**Exercise brief:** Write out the listing below in full and exactly, leaving out every picture.

#####

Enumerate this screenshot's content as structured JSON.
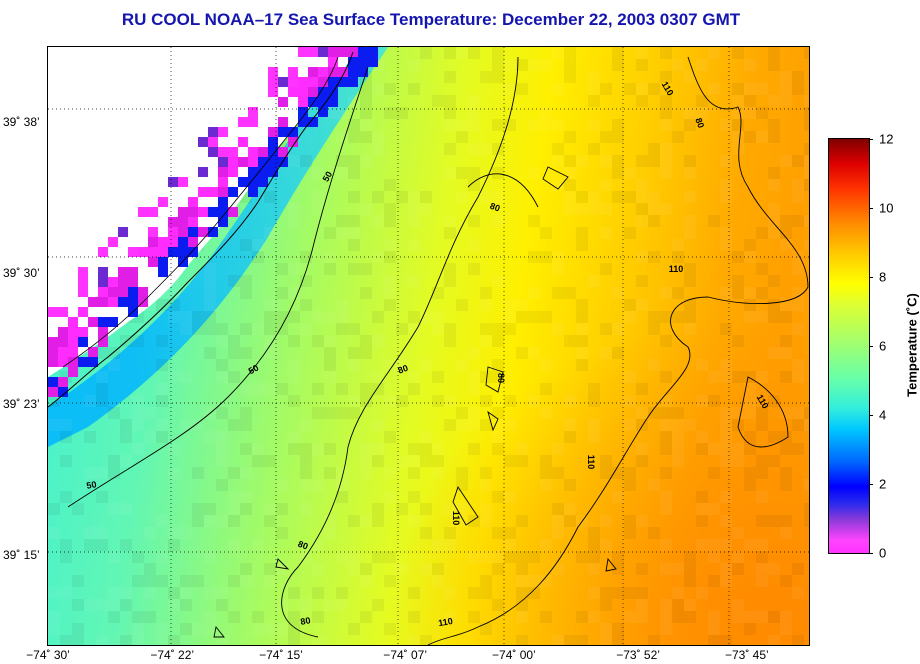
{
  "title": "RU COOL  NOAA–17  Sea Surface Temperature:  December 22, 2003 0307 GMT",
  "map": {
    "x_ticks": [
      {
        "label": "−74˚ 30’",
        "lon": -74.5
      },
      {
        "label": "−74˚ 22’",
        "lon": -74.3667
      },
      {
        "label": "−74˚ 15’",
        "lon": -74.25
      },
      {
        "label": "−74˚ 07’",
        "lon": -74.1167
      },
      {
        "label": "−74˚ 00’",
        "lon": -74.0
      },
      {
        "label": "−73˚ 52’",
        "lon": -73.8667
      },
      {
        "label": "−73˚ 45’",
        "lon": -73.75
      }
    ],
    "y_ticks": [
      {
        "label": "39˚ 38’",
        "lat": 39.6333
      },
      {
        "label": "39˚ 30’",
        "lat": 39.5
      },
      {
        "label": "39˚ 23’",
        "lat": 39.3833
      },
      {
        "label": "39˚ 15’",
        "lat": 39.25
      }
    ],
    "lon_range": [
      -74.5,
      -73.6833
    ],
    "lat_range": [
      39.17,
      39.7
    ],
    "contour_labels": [
      "50",
      "80",
      "110"
    ]
  },
  "colorbar": {
    "label": "Temperature (˚C)",
    "ticks": [
      0,
      2,
      4,
      6,
      8,
      10,
      12
    ],
    "range": [
      0,
      12
    ]
  },
  "colors": {
    "title": "#1515b0"
  }
}
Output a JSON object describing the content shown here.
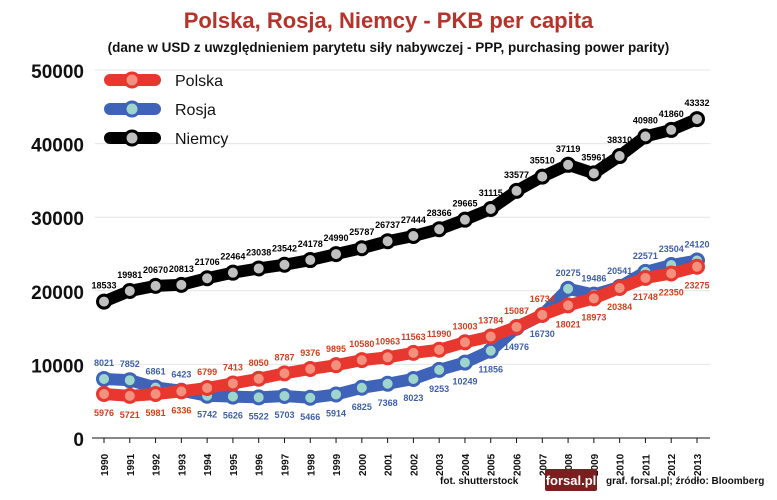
{
  "chart_data": {
    "type": "line",
    "title": "Polska, Rosja, Niemcy - PKB per capita",
    "subtitle": "(dane w USD z uwzględnieniem parytetu siły nabywczej - PPP, purchasing power parity)",
    "x": [
      "1990",
      "1991",
      "1992",
      "1993",
      "1994",
      "1995",
      "1996",
      "1997",
      "1998",
      "1999",
      "2000",
      "2001",
      "2002",
      "2003",
      "2004",
      "2005",
      "2006",
      "2007",
      "2008",
      "2009",
      "2010",
      "2011",
      "2012",
      "2013"
    ],
    "yticks": [
      "0",
      "10000",
      "20000",
      "30000",
      "40000",
      "50000"
    ],
    "ylim": [
      0,
      50000
    ],
    "grid": true,
    "legend_position": "top-left",
    "series": [
      {
        "name": "Polska",
        "color": "#e8372f",
        "marker": "#f4907e",
        "values": [
          5976,
          5721,
          5981,
          6336,
          6799,
          7413,
          8050,
          8787,
          9376,
          9895,
          10580,
          10963,
          11563,
          11990,
          13003,
          13784,
          15087,
          16734,
          18021,
          18973,
          20384,
          21748,
          22350,
          23275
        ],
        "label_color": "#d2401f"
      },
      {
        "name": "Rosja",
        "color": "#3f63b8",
        "marker": "#9fd6cc",
        "values": [
          8021,
          7852,
          6861,
          6423,
          5742,
          5626,
          5522,
          5703,
          5466,
          5914,
          6825,
          7368,
          8023,
          9253,
          10249,
          11856,
          14976,
          16730,
          20275,
          19486,
          20541,
          22571,
          23504,
          24120
        ],
        "label_color": "#3f5fa8"
      },
      {
        "name": "Niemcy",
        "color": "#000000",
        "marker": "#c0c0c0",
        "values": [
          18533,
          19981,
          20670,
          20813,
          21706,
          22464,
          23038,
          23542,
          24178,
          24990,
          25787,
          26737,
          27444,
          28366,
          29665,
          31115,
          33577,
          35510,
          37119,
          35961,
          38310,
          40980,
          41860,
          43332
        ],
        "label_color": "#000000"
      }
    ]
  },
  "footer": {
    "photo_credit": "fot. shutterstock",
    "logo": "forsal.pl",
    "source": "graf. forsal.pl; źródło: Bloomberg"
  }
}
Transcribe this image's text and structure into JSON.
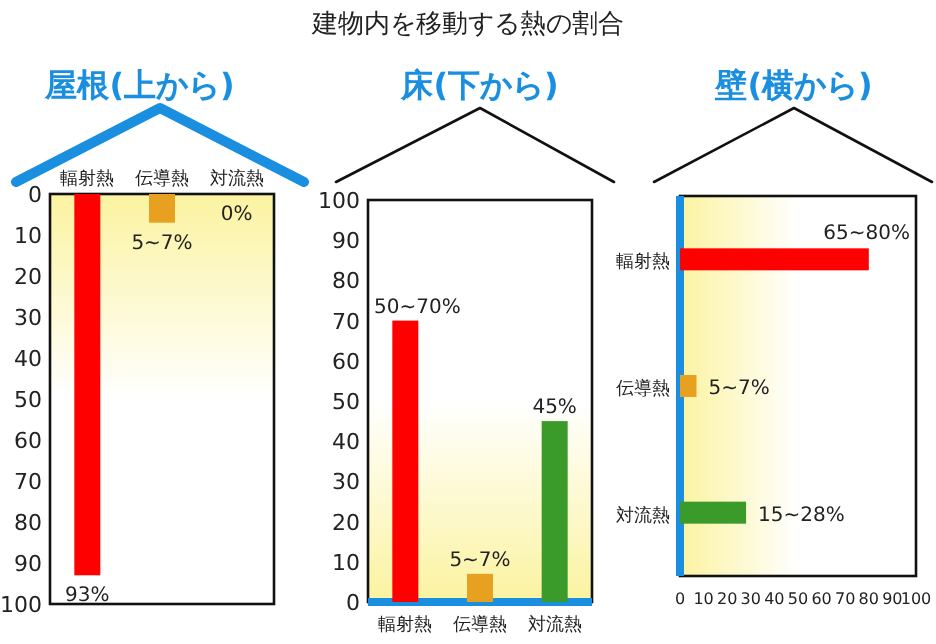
{
  "chart_data": [
    {
      "type": "other",
      "title": "建物内を移動する熱の割合"
    },
    {
      "type": "bar",
      "title": "屋根(上から)",
      "categories": [
        "輻射熱",
        "伝導熱",
        "対流熱"
      ],
      "values": [
        93,
        7,
        0
      ],
      "value_labels": [
        "93%",
        "5~7%",
        "0%"
      ],
      "colors": [
        "#ff0000",
        "#e8a020",
        "#3a9a2a"
      ],
      "ylim": [
        100,
        0
      ],
      "yticks": [
        0,
        10,
        20,
        30,
        40,
        50,
        60,
        70,
        80,
        90,
        100
      ]
    },
    {
      "type": "bar",
      "title": "床(下から)",
      "categories": [
        "輻射熱",
        "伝導熱",
        "対流熱"
      ],
      "values": [
        70,
        7,
        45
      ],
      "value_labels": [
        "50~70%",
        "5~7%",
        "45%"
      ],
      "colors": [
        "#ff0000",
        "#e8a020",
        "#3a9a2a"
      ],
      "ylim": [
        0,
        100
      ],
      "yticks": [
        0,
        10,
        20,
        30,
        40,
        50,
        60,
        70,
        80,
        90,
        100
      ]
    },
    {
      "type": "bar",
      "orientation": "horizontal",
      "title": "壁(横から)",
      "categories": [
        "輻射熱",
        "伝導熱",
        "対流熱"
      ],
      "values": [
        80,
        7,
        28
      ],
      "value_labels": [
        "65~80%",
        "5~7%",
        "15~28%"
      ],
      "colors": [
        "#ff0000",
        "#e8a020",
        "#3a9a2a"
      ],
      "xlim": [
        0,
        100
      ],
      "xticks": [
        0,
        10,
        20,
        30,
        40,
        50,
        60,
        70,
        80,
        90,
        100
      ]
    }
  ]
}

#####

**Exercise response:**
Enumerate this screenshot's content as structured JSON.
{
  "title": "RU COOL  NOAA–17  Sea Surface Temperature:  December 22, 2003 0307 GMT",
  "map": {
    "x_ticks": [
      {
        "label": "−74˚ 30’",
        "lon": -74.5
      },
      {
        "label": "−74˚ 22’",
        "lon": -74.3667
      },
      {
        "label": "−74˚ 15’",
        "lon": -74.25
      },
      {
        "label": "−74˚ 07’",
        "lon": -74.1167
      },
      {
        "label": "−74˚ 00’",
        "lon": -74.0
      },
      {
        "label": "−73˚ 52’",
        "lon": -73.8667
      },
      {
        "label": "−73˚ 45’",
        "lon": -73.75
      }
    ],
    "y_ticks": [
      {
        "label": "39˚ 38’",
        "lat": 39.6333
      },
      {
        "label": "39˚ 30’",
        "lat": 39.5
      },
      {
        "label": "39˚ 23’",
        "lat": 39.3833
      },
      {
        "label": "39˚ 15’",
        "lat": 39.25
      }
    ],
    "lon_range": [
      -74.5,
      -73.6833
    ],
    "lat_range": [
      39.17,
      39.7
    ],
    "contour_labels": [
      "50",
      "80",
      "110"
    ]
  },
  "colorbar": {
    "label": "Temperature (˚C)",
    "ticks": [
      0,
      2,
      4,
      6,
      8,
      10,
      12
    ],
    "range": [
      0,
      12
    ]
  },
  "colors": {
    "title": "#1515b0"
  }
}
Output a JSON object describing the content shown here.
{
  "chart_data": {
    "type": "line",
    "title": "Polska, Rosja, Niemcy - PKB per capita",
    "subtitle": "(dane w USD z uwzględnieniem parytetu siły nabywczej - PPP, purchasing power parity)",
    "x": [
      "1990",
      "1991",
      "1992",
      "1993",
      "1994",
      "1995",
      "1996",
      "1997",
      "1998",
      "1999",
      "2000",
      "2001",
      "2002",
      "2003",
      "2004",
      "2005",
      "2006",
      "2007",
      "2008",
      "2009",
      "2010",
      "2011",
      "2012",
      "2013"
    ],
    "yticks": [
      "0",
      "10000",
      "20000",
      "30000",
      "40000",
      "50000"
    ],
    "ylim": [
      0,
      50000
    ],
    "grid": true,
    "legend_position": "top-left",
    "series": [
      {
        "name": "Polska",
        "color": "#e8372f",
        "marker": "#f4907e",
        "values": [
          5976,
          5721,
          5981,
          6336,
          6799,
          7413,
          8050,
          8787,
          9376,
          9895,
          10580,
          10963,
          11563,
          11990,
          13003,
          13784,
          15087,
          16734,
          18021,
          18973,
          20384,
          21748,
          22350,
          23275
        ],
        "label_color": "#d2401f"
      },
      {
        "name": "Rosja",
        "color": "#3f63b8",
        "marker": "#9fd6cc",
        "values": [
          8021,
          7852,
          6861,
          6423,
          5742,
          5626,
          5522,
          5703,
          5466,
          5914,
          6825,
          7368,
          8023,
          9253,
          10249,
          11856,
          14976,
          16730,
          20275,
          19486,
          20541,
          22571,
          23504,
          24120
        ],
        "label_color": "#3f5fa8"
      },
      {
        "name": "Niemcy",
        "color": "#000000",
        "marker": "#c0c0c0",
        "values": [
          18533,
          19981,
          20670,
          20813,
          21706,
          22464,
          23038,
          23542,
          24178,
          24990,
          25787,
          26737,
          27444,
          28366,
          29665,
          31115,
          33577,
          35510,
          37119,
          35961,
          38310,
          40980,
          41860,
          43332
        ],
        "label_color": "#000000"
      }
    ]
  },
  "footer": {
    "photo_credit": "fot. shutterstock",
    "logo": "forsal.pl",
    "source": "graf. forsal.pl; źródło: Bloomberg"
  }
}
Transcribe this image's text and structure into JSON.
{
  "chart_data": [
    {
      "type": "other",
      "title": "建物内を移動する熱の割合"
    },
    {
      "type": "bar",
      "title": "屋根(上から)",
      "categories": [
        "輻射熱",
        "伝導熱",
        "対流熱"
      ],
      "values": [
        93,
        7,
        0
      ],
      "value_labels": [
        "93%",
        "5~7%",
        "0%"
      ],
      "colors": [
        "#ff0000",
        "#e8a020",
        "#3a9a2a"
      ],
      "ylim": [
        100,
        0
      ],
      "yticks": [
        0,
        10,
        20,
        30,
        40,
        50,
        60,
        70,
        80,
        90,
        100
      ]
    },
    {
      "type": "bar",
      "title": "床(下から)",
      "categories": [
        "輻射熱",
        "伝導熱",
        "対流熱"
      ],
      "values": [
        70,
        7,
        45
      ],
      "value_labels": [
        "50~70%",
        "5~7%",
        "45%"
      ],
      "colors": [
        "#ff0000",
        "#e8a020",
        "#3a9a2a"
      ],
      "ylim": [
        0,
        100
      ],
      "yticks": [
        0,
        10,
        20,
        30,
        40,
        50,
        60,
        70,
        80,
        90,
        100
      ]
    },
    {
      "type": "bar",
      "orientation": "horizontal",
      "title": "壁(横から)",
      "categories": [
        "輻射熱",
        "伝導熱",
        "対流熱"
      ],
      "values": [
        80,
        7,
        28
      ],
      "value_labels": [
        "65~80%",
        "5~7%",
        "15~28%"
      ],
      "colors": [
        "#ff0000",
        "#e8a020",
        "#3a9a2a"
      ],
      "xlim": [
        0,
        100
      ],
      "xticks": [
        0,
        10,
        20,
        30,
        40,
        50,
        60,
        70,
        80,
        90,
        100
      ]
    }
  ]
}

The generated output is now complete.